| DOCUMENT TEXT |

    Any suggestions ?

  6. Sherman Ting

    I have about 62GB since my first digital camera Canon S100 in 8/2000. I’ve kept them on an Infrant X6 and am still looking for a good backup mechanism.

  7. vann knight

    I’ve got about 100GB and growing.

  8. Monty

    since purchase of my first digital camera (fuji finepix 3800) in dec of 2002 to my 20D (purchased feb 05) I am at about 60gig of pics.
    i use an external drive for storage, but find backing things up a real chore. hate to lose anything, but also hate multiple copies on same backup drive. sure wish there was a more solid backup method. as in cd, dvd, hdd all will not last forever. but hate to continue picture taking and in 5-10 years have to start all over again with backing up for the future.
    anyways

    Monty

  9. Edward Casati

    Over 300GB, spread over multiple removable USB drives.
    If I had a DAM system that I liked, maybe I could tell you about how many ‘important enough to track’ files.

  10. paulp

    I’ve got about 250GB, the oldest photo I have is from 1995 which was scanned. You should compare the size of photo archives to the amount of hard drive space available… I’ve got about 2.1TB of storage at home.

  11. Mine is quite ismall in comparison – 1,780 photos and 7.8gb. Since my interest for photography was rekindled this year, it has jumped by 3gb. Roll on 2006 :-)

  12. Lorenz Szabo

    Just 1.4 GB… Interestingly, over 1 GB of FLICKR photos…

  13. Curtis

    about 700gb. damm all those raw files. what’s more sick is it’s all backed up to another array. :P

  14. Nicolas Zinovieff

    I’ve got about 12GB of pictures, but I’m relatively new to digital photography. Once the 10 000+ negatives will be scanned, however…
    Anyone knows a good way to scan this? I currently use a SilverBlue scanner from LaCie, but even in firewire, it’s slow as hell, and still manual.

| DATA FOR ANALYSIS |
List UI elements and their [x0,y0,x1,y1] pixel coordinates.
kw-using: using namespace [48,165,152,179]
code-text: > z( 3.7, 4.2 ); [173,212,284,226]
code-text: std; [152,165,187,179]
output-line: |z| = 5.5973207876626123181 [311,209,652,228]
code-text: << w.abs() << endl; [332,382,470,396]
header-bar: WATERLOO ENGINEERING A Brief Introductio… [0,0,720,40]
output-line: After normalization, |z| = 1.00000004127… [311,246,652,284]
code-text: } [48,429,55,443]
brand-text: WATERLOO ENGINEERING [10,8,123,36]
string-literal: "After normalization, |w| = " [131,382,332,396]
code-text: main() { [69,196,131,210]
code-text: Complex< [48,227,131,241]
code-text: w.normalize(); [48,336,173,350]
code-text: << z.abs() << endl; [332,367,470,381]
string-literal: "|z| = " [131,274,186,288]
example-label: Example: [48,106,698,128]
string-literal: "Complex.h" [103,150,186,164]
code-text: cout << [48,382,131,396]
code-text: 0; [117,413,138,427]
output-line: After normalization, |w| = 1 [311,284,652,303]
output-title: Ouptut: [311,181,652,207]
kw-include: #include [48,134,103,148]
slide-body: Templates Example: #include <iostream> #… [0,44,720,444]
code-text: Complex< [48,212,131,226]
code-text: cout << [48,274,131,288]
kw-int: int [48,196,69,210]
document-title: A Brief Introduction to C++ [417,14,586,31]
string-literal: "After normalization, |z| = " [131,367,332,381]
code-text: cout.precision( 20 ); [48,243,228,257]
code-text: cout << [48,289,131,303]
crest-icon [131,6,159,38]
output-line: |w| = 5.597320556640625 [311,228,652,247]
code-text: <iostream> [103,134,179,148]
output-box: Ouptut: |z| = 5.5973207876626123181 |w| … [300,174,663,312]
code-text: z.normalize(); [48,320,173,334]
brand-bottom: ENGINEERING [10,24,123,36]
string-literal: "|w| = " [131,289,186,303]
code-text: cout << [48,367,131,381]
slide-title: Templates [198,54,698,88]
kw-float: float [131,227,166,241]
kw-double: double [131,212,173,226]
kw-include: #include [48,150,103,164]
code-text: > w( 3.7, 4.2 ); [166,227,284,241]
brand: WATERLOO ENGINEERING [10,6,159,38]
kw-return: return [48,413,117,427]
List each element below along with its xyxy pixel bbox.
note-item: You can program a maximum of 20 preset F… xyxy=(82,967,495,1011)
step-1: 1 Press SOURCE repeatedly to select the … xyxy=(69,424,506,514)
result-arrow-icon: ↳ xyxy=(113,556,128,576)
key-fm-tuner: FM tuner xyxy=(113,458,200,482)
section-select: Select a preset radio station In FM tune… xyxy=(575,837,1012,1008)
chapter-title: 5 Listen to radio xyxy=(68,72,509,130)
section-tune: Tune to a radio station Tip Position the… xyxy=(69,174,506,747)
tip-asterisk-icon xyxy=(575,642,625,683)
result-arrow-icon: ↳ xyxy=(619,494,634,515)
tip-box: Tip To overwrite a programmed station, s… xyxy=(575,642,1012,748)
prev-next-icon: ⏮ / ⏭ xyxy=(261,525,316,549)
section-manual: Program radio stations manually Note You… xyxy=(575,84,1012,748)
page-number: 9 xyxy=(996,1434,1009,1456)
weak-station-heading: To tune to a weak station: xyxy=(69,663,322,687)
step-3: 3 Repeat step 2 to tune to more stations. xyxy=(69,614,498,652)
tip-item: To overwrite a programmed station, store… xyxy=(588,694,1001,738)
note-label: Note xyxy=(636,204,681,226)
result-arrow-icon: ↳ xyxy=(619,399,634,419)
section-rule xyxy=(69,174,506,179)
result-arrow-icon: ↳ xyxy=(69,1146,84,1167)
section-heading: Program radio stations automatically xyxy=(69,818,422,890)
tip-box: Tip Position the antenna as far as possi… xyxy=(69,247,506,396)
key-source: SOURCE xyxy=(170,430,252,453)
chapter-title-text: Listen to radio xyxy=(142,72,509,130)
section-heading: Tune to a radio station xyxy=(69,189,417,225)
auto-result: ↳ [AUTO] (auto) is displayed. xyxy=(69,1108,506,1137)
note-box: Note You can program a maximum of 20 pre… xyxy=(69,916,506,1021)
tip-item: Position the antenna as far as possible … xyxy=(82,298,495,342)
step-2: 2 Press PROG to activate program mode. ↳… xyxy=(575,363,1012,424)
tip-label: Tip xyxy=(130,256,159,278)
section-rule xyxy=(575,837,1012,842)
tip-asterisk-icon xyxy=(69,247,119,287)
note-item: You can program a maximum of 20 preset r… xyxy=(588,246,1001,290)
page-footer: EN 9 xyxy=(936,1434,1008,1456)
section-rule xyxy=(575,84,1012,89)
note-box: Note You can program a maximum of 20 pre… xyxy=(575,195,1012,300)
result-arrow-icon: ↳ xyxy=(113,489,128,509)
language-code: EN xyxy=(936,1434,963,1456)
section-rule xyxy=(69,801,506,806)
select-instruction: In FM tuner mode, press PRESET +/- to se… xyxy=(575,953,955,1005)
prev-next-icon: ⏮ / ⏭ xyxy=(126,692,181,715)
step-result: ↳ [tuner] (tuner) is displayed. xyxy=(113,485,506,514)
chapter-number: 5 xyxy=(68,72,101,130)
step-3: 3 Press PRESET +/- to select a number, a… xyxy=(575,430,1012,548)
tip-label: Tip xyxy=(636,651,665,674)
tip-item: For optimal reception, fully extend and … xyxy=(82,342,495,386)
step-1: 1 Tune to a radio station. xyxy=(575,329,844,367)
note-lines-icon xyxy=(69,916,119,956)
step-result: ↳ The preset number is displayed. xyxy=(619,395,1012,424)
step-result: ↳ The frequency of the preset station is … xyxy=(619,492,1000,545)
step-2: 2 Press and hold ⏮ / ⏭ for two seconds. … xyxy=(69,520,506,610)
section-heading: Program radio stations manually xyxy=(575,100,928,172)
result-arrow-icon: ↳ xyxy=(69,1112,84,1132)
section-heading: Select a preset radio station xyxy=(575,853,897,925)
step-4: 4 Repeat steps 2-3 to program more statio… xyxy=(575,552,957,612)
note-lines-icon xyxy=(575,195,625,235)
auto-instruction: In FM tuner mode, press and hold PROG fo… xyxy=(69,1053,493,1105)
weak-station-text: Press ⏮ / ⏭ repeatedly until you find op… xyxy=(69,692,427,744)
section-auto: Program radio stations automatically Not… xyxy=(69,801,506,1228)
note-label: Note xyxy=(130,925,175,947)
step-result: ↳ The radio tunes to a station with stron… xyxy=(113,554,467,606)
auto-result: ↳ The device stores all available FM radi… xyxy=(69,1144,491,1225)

| WHAT IS REQUIRED |
Copy the portion of the photo storage comments from "12. Lorenz Szabo" to "and still manual." word for word.

| SOLUTION FOR THIS EXERCISE |
12. Lorenz Szabo

    Just 1.4 GB… Interestingly, over 1 GB of FLICKR photos…

  13. Curtis

    about 700gb. damm all those raw files. what’s more sick is it’s all backed up to another array. :P

  14. Nicolas Zinovieff

    I’ve got about 12GB of pictures, but I’m relatively new to digital photography. Once the 10 000+ negatives will be scanned, however…
    Anyone knows a good way to scan this? I currently use a SilverBlue scanner from LaCie, but even in firewire, it’s slow as hell, and still manual.